Rows:
◇ ◇ ◇ ◇ ◇ ◇ ◇

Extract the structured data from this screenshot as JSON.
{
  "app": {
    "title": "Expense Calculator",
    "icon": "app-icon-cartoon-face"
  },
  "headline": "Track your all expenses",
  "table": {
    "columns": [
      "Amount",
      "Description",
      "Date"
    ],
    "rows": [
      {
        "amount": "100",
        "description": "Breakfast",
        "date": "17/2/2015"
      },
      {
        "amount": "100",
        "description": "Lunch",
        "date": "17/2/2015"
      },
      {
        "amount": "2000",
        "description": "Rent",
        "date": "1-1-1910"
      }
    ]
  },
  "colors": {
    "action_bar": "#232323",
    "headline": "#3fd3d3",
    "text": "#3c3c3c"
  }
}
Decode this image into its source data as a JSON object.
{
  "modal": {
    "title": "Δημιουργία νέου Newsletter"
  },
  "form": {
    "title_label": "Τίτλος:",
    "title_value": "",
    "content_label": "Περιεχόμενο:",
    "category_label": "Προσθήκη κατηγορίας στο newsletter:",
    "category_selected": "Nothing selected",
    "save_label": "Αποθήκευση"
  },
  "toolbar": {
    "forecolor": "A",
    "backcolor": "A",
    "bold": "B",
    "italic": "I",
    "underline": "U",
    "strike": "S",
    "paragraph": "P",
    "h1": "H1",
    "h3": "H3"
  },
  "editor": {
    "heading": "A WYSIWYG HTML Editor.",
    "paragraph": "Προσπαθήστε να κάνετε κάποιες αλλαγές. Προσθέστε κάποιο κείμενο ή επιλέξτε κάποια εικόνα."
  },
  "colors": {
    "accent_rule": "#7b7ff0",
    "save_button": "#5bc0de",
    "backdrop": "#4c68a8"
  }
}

◇ ◇ ◇ ◇ ◇ ◇ ◇

Your objective: Where a line above contains the word "paragraph", copy that line.

Final result:
    "paragraph": "P",
    "paragraph": "Προσπαθήστε να κάνετε κάποιες αλλαγές. Προσθέστε κάποιο κείμενο ή επιλέξτε κάποια εικόνα."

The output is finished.